[Exercise directions]
Only lines with the word "climate" are needed; collect each of them from the listing below.

[Record set]
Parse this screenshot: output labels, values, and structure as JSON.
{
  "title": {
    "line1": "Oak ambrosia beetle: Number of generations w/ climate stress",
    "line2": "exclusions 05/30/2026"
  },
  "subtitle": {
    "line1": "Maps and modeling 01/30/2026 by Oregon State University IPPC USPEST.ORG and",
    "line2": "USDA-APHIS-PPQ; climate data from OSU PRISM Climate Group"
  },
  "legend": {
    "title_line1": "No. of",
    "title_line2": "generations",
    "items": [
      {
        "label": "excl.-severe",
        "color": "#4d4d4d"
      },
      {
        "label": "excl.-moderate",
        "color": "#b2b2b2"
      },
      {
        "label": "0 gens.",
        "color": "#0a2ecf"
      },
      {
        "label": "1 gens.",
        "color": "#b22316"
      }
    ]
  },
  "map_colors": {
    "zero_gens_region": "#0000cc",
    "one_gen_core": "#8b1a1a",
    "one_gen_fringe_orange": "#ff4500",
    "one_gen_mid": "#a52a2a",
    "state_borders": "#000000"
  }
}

[Answer in full]
    "line1": "Oak ambrosia beetle: Number of generations w/ climate stress",
    "line2": "USDA-APHIS-PPQ; climate data from OSU PRISM Climate Group"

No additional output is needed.